[start of Extracted records]

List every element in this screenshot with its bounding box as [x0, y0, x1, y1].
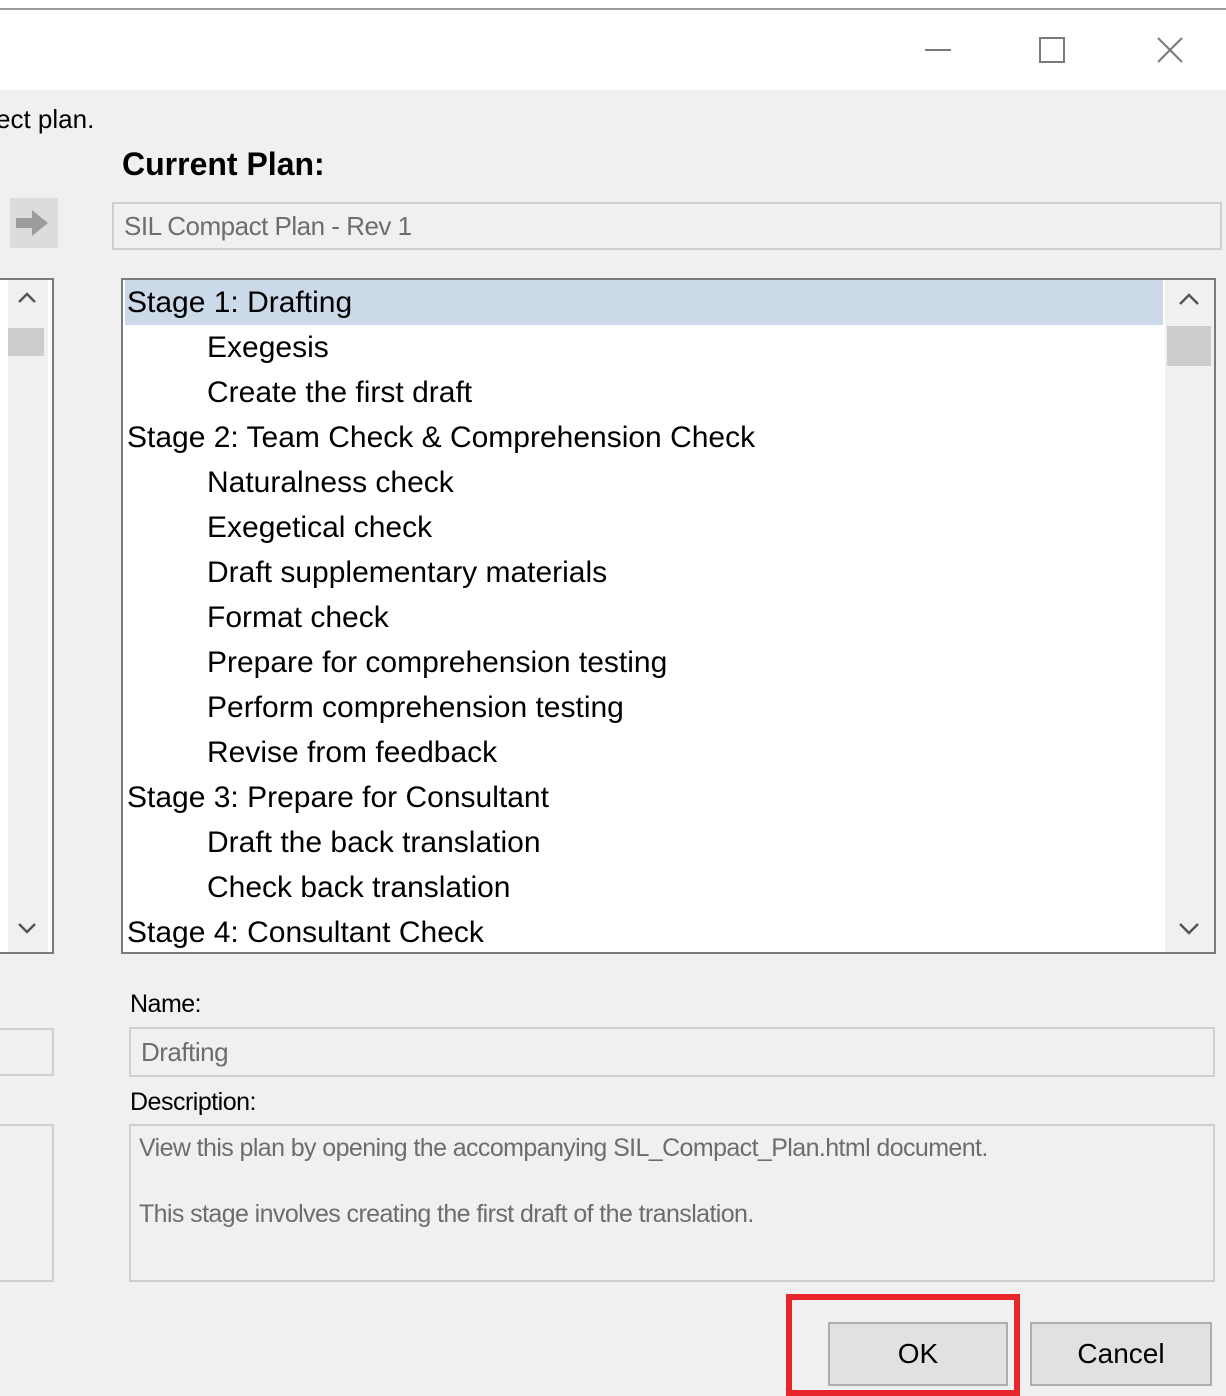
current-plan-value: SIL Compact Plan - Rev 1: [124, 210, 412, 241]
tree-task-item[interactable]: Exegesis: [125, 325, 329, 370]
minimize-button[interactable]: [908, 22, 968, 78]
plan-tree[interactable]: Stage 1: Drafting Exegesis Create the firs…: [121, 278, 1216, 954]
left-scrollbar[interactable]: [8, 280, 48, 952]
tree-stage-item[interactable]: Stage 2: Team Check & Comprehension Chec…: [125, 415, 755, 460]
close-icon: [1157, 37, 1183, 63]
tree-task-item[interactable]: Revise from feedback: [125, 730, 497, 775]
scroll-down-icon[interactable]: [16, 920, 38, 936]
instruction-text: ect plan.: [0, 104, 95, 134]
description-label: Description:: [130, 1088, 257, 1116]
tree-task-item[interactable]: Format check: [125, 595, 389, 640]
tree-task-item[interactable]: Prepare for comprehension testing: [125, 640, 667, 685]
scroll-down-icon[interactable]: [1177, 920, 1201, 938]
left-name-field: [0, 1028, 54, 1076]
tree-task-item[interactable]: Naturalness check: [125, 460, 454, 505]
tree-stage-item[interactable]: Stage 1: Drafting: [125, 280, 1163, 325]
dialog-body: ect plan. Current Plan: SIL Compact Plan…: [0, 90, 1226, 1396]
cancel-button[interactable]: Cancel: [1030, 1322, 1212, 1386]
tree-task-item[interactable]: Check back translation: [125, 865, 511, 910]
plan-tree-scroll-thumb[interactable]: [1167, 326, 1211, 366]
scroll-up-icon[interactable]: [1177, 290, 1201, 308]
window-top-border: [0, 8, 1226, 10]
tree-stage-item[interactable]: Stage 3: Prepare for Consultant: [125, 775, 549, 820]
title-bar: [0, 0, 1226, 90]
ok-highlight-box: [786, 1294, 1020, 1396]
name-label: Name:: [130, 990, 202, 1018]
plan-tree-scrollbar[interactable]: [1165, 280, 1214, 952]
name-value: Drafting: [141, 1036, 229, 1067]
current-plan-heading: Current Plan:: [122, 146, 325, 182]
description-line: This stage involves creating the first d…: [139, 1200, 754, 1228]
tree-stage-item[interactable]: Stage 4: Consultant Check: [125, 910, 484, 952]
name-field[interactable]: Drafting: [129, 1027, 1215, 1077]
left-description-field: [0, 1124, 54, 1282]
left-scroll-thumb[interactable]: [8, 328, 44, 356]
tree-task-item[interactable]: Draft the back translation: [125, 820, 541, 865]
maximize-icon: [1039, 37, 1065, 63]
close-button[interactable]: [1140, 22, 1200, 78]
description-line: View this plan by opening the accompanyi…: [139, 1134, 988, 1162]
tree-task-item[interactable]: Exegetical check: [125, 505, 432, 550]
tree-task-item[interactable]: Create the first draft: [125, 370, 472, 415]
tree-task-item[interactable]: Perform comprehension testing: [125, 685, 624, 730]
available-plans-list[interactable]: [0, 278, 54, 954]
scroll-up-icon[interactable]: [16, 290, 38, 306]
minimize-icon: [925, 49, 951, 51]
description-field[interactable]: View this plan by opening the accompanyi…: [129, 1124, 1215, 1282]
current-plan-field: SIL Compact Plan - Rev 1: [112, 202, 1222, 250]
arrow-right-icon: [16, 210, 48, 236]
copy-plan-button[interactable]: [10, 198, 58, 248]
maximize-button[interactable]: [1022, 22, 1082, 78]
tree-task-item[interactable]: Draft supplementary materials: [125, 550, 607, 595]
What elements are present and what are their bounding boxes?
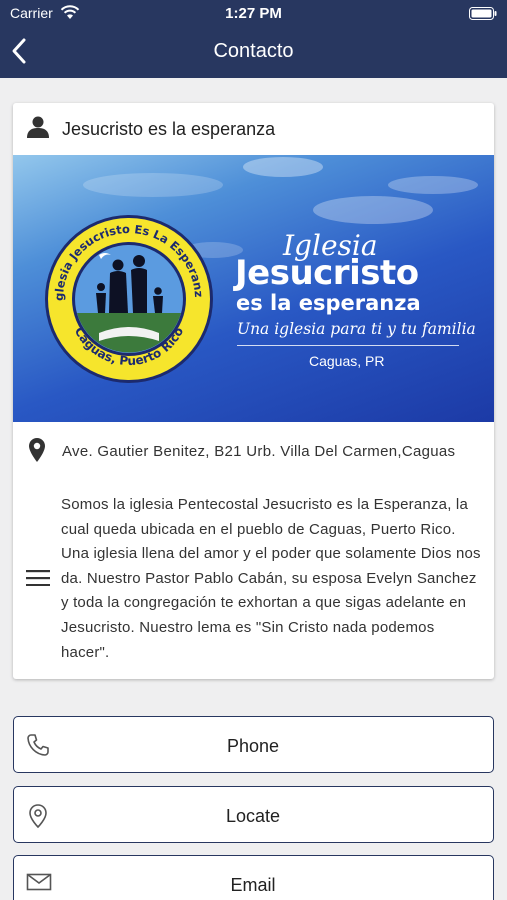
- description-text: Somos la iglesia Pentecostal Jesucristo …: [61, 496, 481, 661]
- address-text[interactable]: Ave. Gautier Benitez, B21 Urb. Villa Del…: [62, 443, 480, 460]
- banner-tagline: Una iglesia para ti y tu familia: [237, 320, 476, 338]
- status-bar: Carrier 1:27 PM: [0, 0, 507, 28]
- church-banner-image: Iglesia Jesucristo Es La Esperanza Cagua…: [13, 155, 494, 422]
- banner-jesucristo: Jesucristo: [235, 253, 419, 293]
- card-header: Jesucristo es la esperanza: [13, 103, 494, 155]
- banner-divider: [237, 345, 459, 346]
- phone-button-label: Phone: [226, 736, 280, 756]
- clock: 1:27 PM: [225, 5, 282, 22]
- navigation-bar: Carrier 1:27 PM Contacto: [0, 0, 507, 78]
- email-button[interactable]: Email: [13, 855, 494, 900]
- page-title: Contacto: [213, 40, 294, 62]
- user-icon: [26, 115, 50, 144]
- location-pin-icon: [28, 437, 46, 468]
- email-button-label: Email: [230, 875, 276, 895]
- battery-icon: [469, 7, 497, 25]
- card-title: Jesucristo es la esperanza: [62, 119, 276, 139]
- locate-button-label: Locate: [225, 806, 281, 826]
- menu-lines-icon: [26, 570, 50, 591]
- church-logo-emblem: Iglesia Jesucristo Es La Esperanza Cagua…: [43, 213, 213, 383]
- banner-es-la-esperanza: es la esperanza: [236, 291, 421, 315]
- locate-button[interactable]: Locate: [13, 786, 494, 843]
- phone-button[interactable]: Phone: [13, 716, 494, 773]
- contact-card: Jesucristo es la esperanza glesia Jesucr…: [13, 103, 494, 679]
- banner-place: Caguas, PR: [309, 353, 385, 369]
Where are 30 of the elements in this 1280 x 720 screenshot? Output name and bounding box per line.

[end of Extracted records]

Reproduce the listing verbatim, starting at the line that contains "- description-text: Somos" and ending after the line that contains "- clock: 1:27 PM: [225, 5, 282, 22]".

Written response:
- description-text: Somos la iglesia Pentecostal Jesucristo …: [61, 496, 481, 661]
- address-text[interactable]: Ave. Gautier Benitez, B21 Urb. Villa Del…: [62, 443, 480, 460]
- banner-tagline: Una iglesia para ti y tu familia: [237, 320, 476, 338]
- status-bar: Carrier 1:27 PM: [0, 0, 507, 28]
- church-banner-image: Iglesia Jesucristo Es La Esperanza Cagua…: [13, 155, 494, 422]
- banner-jesucristo: Jesucristo: [235, 253, 419, 293]
- card-header: Jesucristo es la esperanza: [13, 103, 494, 155]
- banner-divider: [237, 345, 459, 346]
- phone-button-label: Phone: [226, 736, 280, 756]
- clock: 1:27 PM: [225, 5, 282, 22]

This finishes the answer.